═══ Information given
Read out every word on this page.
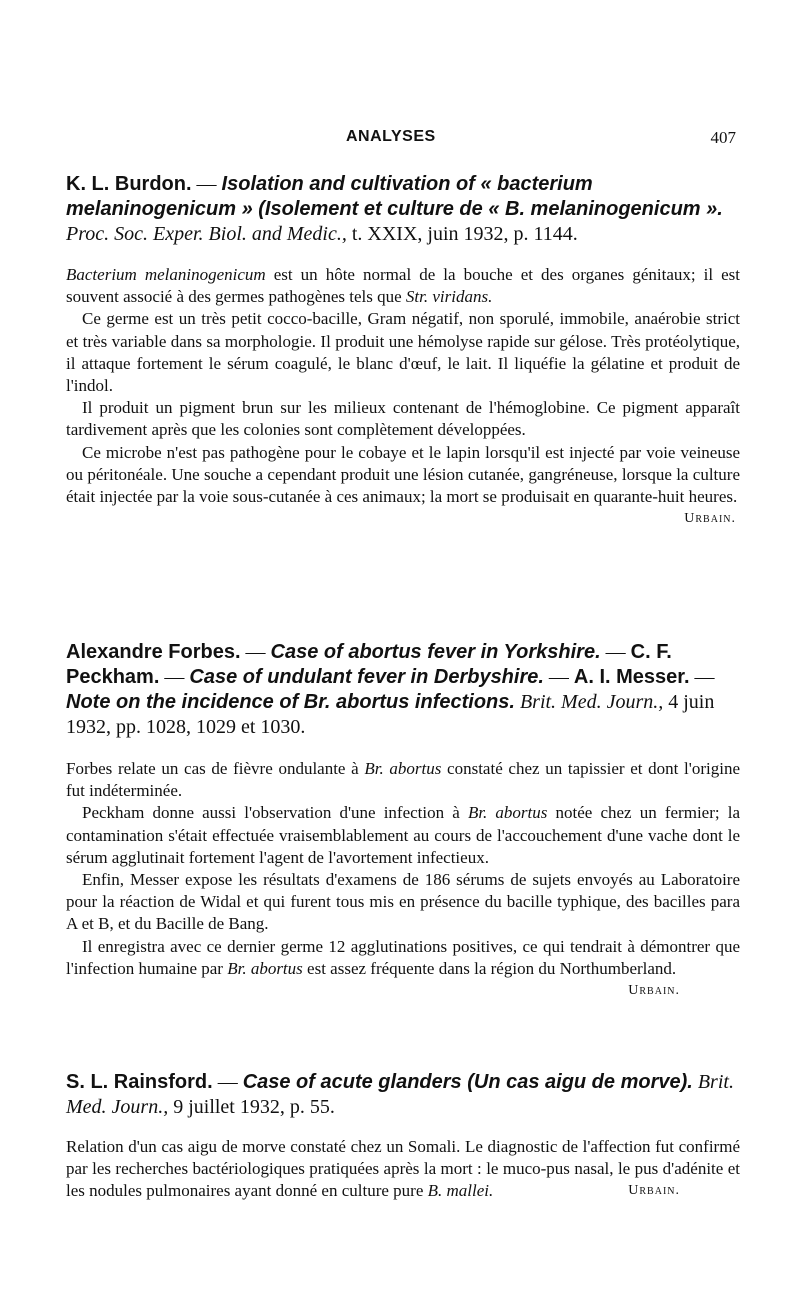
ANALYSES	407
K. L. Burdon. — Isolation and cultivation of « bacterium melaninogenicum » (Isolement et culture de « B. melaninogenicum ». Proc. Soc. Exper. Biol. and Medic., t. XXIX, juin 1932, p. 1144.

Bacterium melaninogenicum est un hôte normal de la bouche et des organes génitaux; il est souvent associé à des germes pathogènes tels que Str. viridans.

Ce germe est un très petit cocco-bacille, Gram négatif, non sporulé, immobile, anaérobie strict et très variable dans sa morphologie. Il produit une hémolyse rapide sur gélose. Très protéolytique, il attaque fortement le sérum coagulé, le blanc d'œuf, le lait. Il liquéfie la gélatine et produit de l'indol.

Il produit un pigment brun sur les milieux contenant de l'hémoglobine. Ce pigment apparaît tardivement après que les colonies sont complètement développées.

Ce microbe n'est pas pathogène pour le cobaye et le lapin lorsqu'il est injecté par voie veineuse ou péritonéale. Une souche a cependant produit une lésion cutanée, gangréneuse, lorsque la culture était injectée par la voie sous-cutanée à ces animaux; la mort se produisait en quarante-huit heures.

Urbain.
Alexandre Forbes. — Case of abortus fever in Yorkshire. — C. F. Peckham. — Case of undulant fever in Derbyshire. — A. I. Messer. — Note on the incidence of Br. abortus infections. Brit. Med. Journ., 4 juin 1932, pp. 1028, 1029 et 1030.

Forbes relate un cas de fièvre ondulante à Br. abortus constaté chez un tapissier et dont l'origine fut indéterminée.

Peckham donne aussi l'observation d'une infection à Br. abortus notée chez un fermier; la contamination s'était effectuée vraisemblablement au cours de l'accouchement d'une vache dont le sérum agglutinait fortement l'agent de l'avortement infectieux.

Enfin, Messer expose les résultats d'examens de 186 sérums de sujets envoyés au Laboratoire pour la réaction de Widal et qui furent tous mis en présence du bacille typhique, des bacilles para A et B, et du Bacille de Bang.

Il enregistra avec ce dernier germe 12 agglutinations positives, ce qui tendrait à démontrer que l'infection humaine par Br. abortus est assez fréquente dans la région du Northumberland.
Urbain.

S. L. Rainsford. — Case of acute glanders (Un cas aigu de morve). Brit. Med. Journ., 9 juillet 1932, p. 55.

Relation d'un cas aigu de morve constaté chez un Somali. Le diagnostic de l'affection fut confirmé par les recherches bactériologiques pratiquées après la mort : le muco-pus nasal, le pus d'adénite et les nodules pulmonaires ayant donné en culture pure B. mallei.	Urbain.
══════
▸ Try it
From the data above, show each line that contains "était".

▸ Answer box
Ce microbe n'est pas pathogène pour le cobaye et le lapin lorsqu'il est injecté par voie veineuse ou péritonéale. Une souche a cependant produit une lésion cutanée, gangréneuse, lorsque la culture était injectée par la voie sous-cutanée à ces animaux; la mort se produisait en quarante-huit heures.
Peckham donne aussi l'observation d'une infection à Br. abortus notée chez un fermier; la contamination s'était effectuée vraisemblablement au cours de l'accouchement d'une vache dont le sérum agglutinait fortement l'agent de l'avortement infectieux.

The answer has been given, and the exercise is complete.